**EXERCISE DESCRIPTION**
Report the count of lines that carry the string "Diabetic", and add nothing.
** Start of DATASET RECORDS **
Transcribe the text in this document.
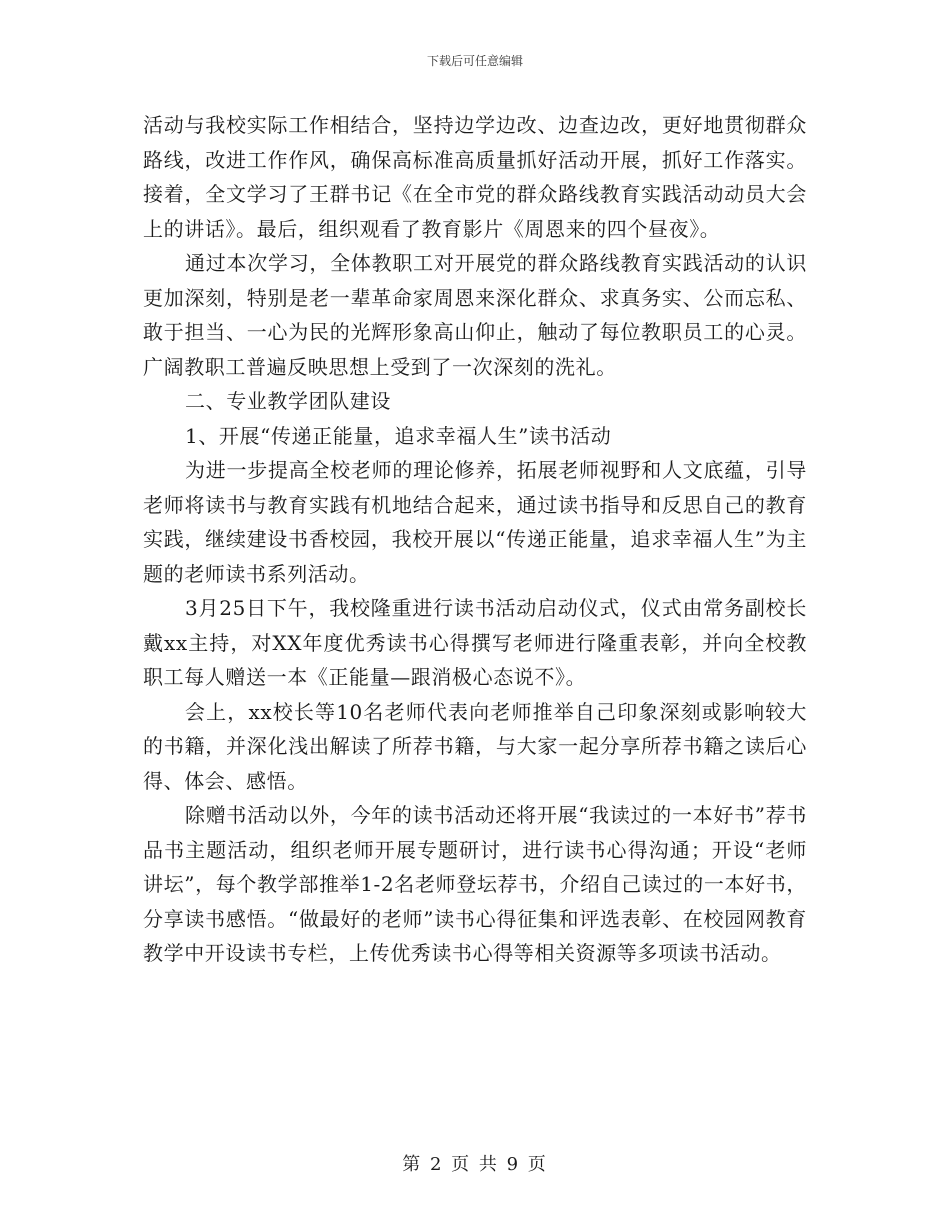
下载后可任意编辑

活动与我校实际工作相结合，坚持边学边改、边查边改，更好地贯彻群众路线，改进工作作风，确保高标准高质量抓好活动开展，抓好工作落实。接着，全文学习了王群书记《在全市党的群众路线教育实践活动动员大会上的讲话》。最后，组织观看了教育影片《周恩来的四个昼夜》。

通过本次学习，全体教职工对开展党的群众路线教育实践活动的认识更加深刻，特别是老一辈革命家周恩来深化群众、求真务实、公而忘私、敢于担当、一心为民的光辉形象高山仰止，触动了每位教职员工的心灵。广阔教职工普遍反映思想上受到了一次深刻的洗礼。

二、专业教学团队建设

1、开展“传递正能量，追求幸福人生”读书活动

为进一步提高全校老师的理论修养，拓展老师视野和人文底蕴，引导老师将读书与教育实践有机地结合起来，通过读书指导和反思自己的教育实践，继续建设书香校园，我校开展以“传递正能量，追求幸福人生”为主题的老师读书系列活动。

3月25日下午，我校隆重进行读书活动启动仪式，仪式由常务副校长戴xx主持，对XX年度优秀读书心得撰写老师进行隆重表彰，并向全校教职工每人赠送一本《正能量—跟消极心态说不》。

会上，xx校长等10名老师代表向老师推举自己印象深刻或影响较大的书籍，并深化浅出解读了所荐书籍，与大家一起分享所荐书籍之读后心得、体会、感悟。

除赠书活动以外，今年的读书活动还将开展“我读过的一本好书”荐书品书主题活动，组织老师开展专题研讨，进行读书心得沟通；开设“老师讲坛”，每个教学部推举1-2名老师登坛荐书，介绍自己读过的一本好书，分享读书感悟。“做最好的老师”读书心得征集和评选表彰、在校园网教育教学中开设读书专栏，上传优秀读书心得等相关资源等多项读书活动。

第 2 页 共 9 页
** End of DATASET RECORDS **
** Start of DATASET RECORDS **
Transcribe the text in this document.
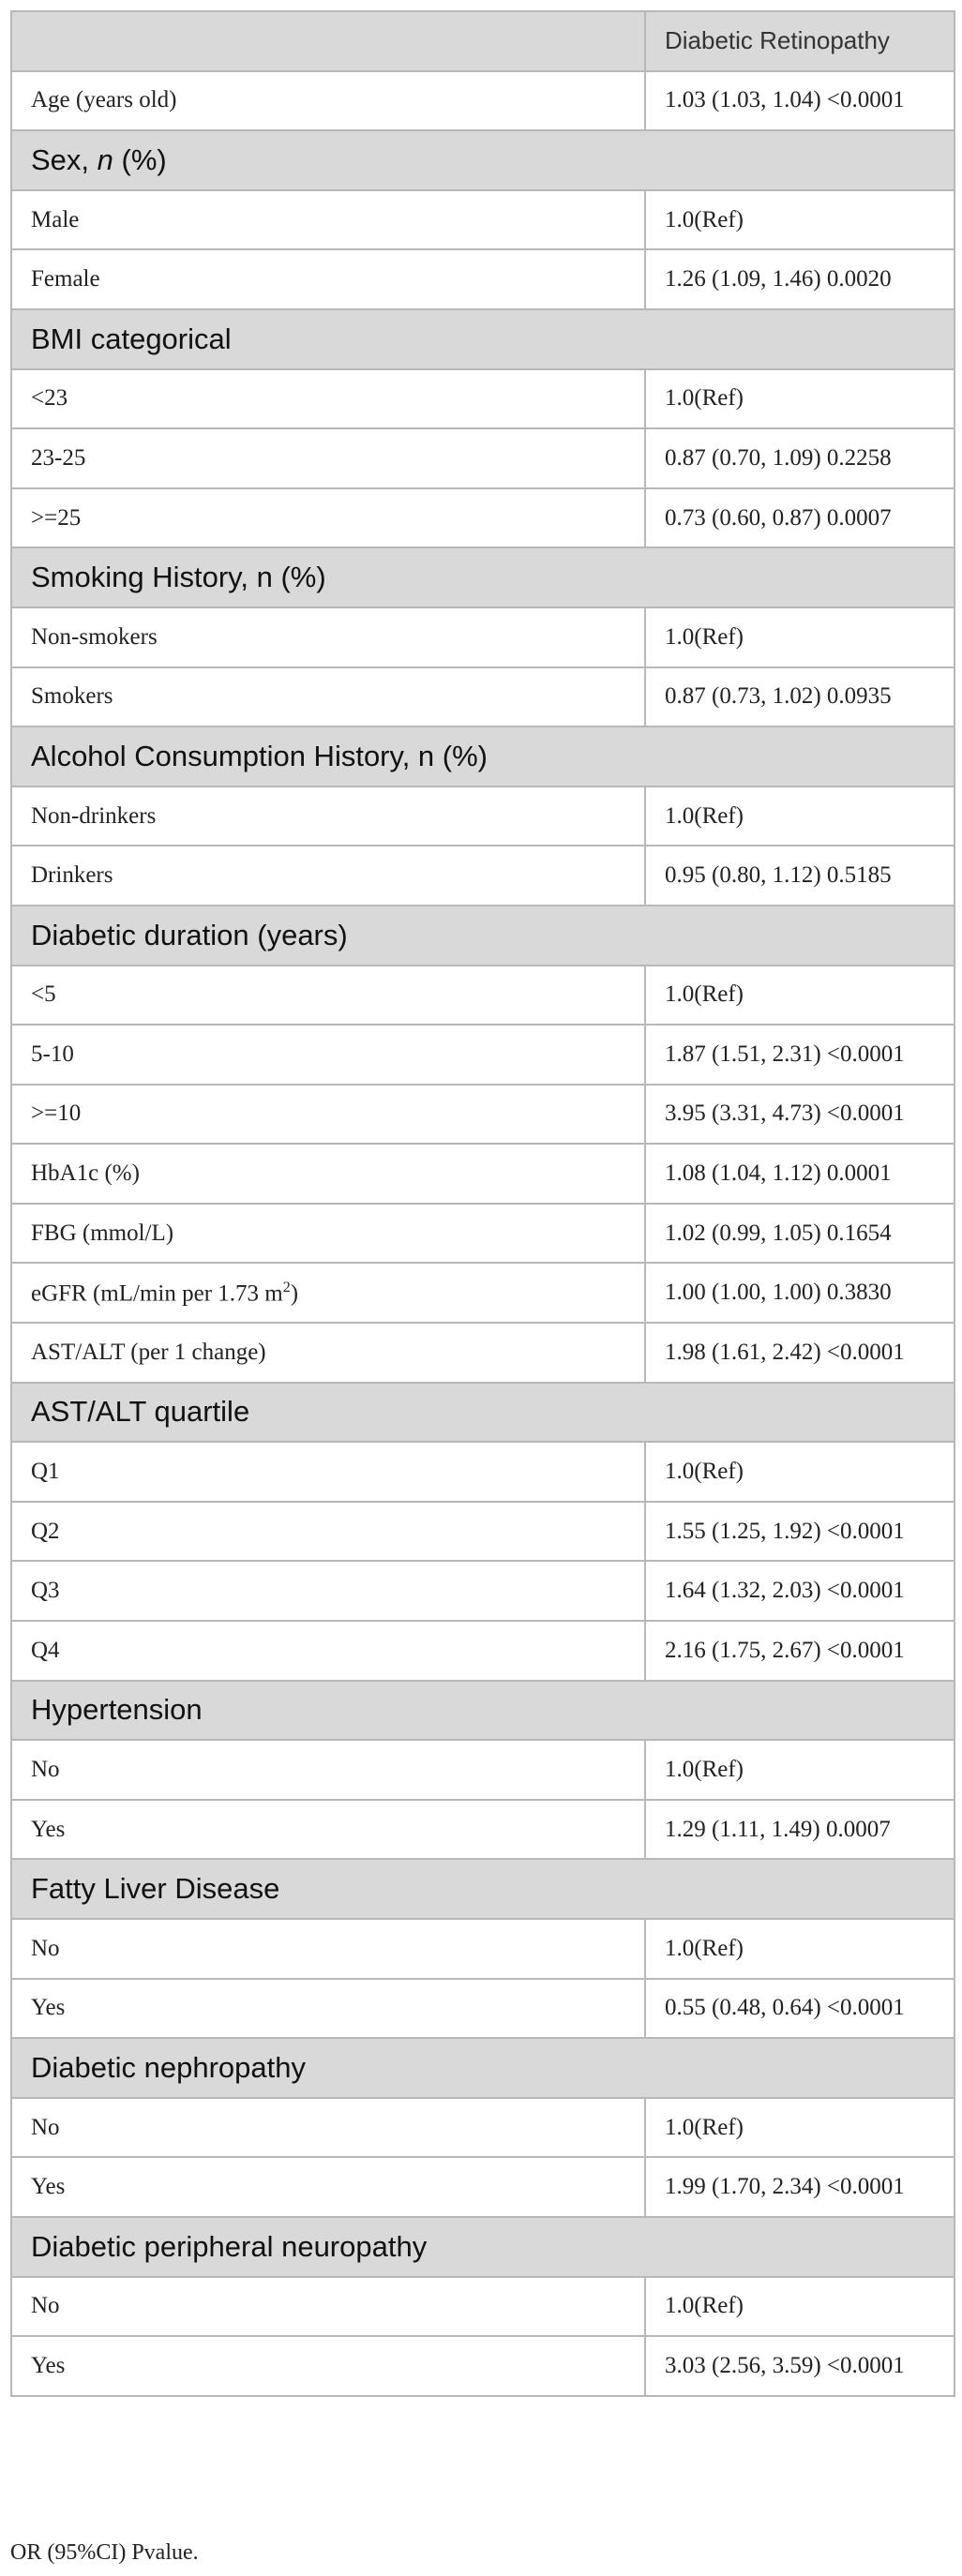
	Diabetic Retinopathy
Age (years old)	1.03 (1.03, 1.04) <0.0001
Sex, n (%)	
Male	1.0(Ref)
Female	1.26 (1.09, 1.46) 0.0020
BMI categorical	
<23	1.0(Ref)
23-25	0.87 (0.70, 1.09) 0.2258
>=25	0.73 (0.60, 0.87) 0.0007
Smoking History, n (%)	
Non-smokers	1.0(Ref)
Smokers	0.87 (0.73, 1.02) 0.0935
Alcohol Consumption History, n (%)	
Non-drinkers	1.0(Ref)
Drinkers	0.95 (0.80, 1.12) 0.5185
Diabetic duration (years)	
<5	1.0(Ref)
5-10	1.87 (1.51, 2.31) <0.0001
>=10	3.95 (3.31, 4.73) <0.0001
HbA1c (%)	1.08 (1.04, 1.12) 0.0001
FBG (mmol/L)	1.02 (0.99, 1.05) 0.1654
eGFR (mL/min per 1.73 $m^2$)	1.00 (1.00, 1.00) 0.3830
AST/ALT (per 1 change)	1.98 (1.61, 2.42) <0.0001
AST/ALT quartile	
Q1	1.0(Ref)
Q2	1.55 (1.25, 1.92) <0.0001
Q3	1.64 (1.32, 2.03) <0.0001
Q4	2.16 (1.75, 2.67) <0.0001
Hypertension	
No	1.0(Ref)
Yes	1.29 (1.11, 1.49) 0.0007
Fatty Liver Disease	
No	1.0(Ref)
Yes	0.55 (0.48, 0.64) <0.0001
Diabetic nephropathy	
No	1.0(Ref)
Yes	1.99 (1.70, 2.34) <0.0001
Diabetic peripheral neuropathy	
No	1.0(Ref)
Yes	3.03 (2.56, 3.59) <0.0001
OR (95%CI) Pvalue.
** End of DATASET RECORDS **
**EXERCISE RESULT**
4